_Stated goal_. Look over the lines below. Report each one that includes the string "name".

────────────────────

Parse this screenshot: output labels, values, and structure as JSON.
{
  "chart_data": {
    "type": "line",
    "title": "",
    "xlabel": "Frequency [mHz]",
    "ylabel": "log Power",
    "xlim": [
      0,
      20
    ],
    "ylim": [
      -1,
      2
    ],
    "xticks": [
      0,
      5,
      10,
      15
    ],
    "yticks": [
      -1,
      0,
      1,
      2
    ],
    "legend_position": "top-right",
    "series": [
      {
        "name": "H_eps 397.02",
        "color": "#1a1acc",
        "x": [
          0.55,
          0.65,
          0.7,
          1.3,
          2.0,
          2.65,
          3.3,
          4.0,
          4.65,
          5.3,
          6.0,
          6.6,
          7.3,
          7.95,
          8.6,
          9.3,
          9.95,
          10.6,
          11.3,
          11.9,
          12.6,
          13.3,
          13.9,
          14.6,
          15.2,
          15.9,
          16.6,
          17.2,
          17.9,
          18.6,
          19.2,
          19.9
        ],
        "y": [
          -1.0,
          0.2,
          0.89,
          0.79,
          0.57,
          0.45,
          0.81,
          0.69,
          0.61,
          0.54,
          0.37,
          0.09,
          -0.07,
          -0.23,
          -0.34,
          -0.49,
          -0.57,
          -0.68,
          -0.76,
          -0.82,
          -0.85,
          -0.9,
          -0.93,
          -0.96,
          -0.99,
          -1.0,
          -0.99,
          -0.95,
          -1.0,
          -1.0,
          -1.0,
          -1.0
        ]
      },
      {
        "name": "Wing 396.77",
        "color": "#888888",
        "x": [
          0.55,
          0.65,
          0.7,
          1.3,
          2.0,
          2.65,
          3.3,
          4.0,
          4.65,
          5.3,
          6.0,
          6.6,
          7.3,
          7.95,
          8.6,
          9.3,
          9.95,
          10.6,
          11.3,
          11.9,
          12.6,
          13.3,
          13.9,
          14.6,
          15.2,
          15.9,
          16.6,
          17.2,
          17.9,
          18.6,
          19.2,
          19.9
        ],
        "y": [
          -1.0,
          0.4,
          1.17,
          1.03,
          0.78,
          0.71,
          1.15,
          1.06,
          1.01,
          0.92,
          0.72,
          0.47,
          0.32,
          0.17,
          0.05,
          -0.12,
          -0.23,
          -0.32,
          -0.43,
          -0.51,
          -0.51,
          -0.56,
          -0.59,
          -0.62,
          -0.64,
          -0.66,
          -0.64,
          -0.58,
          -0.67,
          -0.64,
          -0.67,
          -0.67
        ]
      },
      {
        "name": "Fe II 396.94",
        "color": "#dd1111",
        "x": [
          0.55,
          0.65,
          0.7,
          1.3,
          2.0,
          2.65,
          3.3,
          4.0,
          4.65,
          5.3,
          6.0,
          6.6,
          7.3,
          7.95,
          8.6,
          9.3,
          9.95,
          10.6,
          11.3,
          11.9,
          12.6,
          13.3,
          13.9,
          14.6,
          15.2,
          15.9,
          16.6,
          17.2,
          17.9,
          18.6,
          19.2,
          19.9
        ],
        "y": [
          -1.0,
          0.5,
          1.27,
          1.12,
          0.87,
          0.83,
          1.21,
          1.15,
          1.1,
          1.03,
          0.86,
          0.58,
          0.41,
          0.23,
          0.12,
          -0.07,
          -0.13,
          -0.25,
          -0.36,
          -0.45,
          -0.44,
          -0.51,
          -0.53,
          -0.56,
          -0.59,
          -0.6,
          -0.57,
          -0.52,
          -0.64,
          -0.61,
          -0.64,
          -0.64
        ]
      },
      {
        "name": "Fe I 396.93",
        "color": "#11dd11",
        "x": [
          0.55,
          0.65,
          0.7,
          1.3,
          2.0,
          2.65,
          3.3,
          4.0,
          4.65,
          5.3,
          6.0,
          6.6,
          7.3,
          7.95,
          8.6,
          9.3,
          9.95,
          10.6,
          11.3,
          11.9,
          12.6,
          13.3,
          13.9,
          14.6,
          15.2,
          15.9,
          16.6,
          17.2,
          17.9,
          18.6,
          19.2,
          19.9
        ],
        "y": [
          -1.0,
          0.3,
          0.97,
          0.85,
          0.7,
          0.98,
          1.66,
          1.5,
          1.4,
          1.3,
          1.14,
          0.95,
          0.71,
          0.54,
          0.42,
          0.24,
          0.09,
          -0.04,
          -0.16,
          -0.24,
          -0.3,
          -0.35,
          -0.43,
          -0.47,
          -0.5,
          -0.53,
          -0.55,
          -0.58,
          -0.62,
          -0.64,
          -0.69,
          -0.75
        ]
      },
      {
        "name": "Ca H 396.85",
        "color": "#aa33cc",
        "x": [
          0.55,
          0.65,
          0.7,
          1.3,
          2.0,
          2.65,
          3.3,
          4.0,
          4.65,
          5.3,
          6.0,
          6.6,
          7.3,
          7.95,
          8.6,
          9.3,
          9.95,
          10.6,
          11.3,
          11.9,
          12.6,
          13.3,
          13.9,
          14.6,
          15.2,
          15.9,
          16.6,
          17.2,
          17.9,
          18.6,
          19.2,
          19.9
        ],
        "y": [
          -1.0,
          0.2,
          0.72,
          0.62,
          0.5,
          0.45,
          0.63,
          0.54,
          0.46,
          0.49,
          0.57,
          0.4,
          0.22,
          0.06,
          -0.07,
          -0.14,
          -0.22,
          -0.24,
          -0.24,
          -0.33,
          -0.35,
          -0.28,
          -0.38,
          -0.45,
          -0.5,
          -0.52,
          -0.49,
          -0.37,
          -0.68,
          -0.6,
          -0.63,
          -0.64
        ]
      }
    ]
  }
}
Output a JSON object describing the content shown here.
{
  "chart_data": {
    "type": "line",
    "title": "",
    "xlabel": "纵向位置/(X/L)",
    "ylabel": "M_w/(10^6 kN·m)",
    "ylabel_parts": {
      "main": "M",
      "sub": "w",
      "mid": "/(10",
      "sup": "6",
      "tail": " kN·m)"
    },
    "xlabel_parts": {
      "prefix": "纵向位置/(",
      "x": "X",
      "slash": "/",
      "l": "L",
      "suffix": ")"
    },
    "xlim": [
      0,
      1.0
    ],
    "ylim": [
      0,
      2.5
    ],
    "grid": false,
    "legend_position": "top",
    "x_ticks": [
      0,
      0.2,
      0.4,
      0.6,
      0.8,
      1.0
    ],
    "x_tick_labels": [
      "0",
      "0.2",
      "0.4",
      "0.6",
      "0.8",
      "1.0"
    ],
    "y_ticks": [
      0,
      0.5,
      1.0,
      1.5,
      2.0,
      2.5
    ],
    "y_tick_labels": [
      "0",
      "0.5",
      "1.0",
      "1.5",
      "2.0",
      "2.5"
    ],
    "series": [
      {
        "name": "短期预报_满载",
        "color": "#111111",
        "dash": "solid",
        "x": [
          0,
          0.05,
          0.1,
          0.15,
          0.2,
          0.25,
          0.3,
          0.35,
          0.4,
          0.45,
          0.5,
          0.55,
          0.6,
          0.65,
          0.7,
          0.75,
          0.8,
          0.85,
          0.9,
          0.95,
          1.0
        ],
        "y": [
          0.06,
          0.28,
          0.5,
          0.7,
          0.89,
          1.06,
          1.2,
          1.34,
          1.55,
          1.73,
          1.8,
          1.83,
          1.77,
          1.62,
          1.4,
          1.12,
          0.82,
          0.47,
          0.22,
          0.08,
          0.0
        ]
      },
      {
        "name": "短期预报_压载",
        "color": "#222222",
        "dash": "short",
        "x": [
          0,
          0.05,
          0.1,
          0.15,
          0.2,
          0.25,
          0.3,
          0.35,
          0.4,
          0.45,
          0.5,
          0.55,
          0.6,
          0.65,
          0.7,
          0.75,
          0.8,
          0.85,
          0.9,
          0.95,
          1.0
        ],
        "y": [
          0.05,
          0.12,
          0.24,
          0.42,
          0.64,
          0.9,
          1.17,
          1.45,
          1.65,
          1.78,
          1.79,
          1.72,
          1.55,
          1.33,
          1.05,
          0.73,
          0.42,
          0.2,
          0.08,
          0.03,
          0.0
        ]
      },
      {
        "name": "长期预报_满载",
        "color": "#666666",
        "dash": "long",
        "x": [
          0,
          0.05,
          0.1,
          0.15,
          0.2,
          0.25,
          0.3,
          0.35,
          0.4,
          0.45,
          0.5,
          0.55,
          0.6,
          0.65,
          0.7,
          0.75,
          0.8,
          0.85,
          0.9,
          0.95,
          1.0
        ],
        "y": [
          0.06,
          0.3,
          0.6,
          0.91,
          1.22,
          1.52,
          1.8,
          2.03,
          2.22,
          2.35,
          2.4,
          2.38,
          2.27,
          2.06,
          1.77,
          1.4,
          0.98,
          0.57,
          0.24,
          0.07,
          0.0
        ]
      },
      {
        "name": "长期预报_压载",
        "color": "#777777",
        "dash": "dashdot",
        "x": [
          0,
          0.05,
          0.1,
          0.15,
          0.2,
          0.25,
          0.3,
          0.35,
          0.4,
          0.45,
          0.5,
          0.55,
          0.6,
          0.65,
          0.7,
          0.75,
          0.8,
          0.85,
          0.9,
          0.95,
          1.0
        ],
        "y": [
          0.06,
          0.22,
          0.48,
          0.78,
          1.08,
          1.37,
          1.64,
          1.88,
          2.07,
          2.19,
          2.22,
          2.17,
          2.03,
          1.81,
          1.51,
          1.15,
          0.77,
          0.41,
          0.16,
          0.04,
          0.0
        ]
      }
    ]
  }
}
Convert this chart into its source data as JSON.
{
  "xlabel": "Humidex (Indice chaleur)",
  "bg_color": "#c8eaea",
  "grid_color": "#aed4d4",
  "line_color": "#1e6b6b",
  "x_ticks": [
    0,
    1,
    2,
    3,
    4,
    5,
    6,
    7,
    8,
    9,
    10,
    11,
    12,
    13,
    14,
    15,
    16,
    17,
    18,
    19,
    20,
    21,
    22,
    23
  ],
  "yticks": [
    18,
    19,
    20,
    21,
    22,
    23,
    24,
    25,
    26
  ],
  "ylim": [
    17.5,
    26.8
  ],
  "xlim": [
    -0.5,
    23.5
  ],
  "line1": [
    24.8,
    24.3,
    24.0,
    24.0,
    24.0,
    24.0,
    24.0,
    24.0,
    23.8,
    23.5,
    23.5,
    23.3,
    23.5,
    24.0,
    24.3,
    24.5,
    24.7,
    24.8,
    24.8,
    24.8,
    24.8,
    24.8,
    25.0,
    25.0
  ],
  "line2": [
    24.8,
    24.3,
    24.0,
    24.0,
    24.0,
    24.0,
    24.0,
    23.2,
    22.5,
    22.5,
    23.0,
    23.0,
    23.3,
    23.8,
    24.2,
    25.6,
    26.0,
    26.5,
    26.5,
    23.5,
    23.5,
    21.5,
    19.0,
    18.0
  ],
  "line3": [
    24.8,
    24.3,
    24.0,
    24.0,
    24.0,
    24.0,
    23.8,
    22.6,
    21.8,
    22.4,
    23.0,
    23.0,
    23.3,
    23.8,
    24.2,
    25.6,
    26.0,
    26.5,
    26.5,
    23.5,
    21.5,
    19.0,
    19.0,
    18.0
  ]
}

────────────────────

_Completed task_.
        "name": "H_eps 397.02",
        "name": "Wing 396.77",
        "name": "Fe II 396.94",
        "name": "Fe I 396.93",
        "name": "Ca H 396.85",
        "name": "短期预报_满载",
        "name": "短期预报_压载",
        "name": "长期预报_满载",
        "name": "长期预报_压载",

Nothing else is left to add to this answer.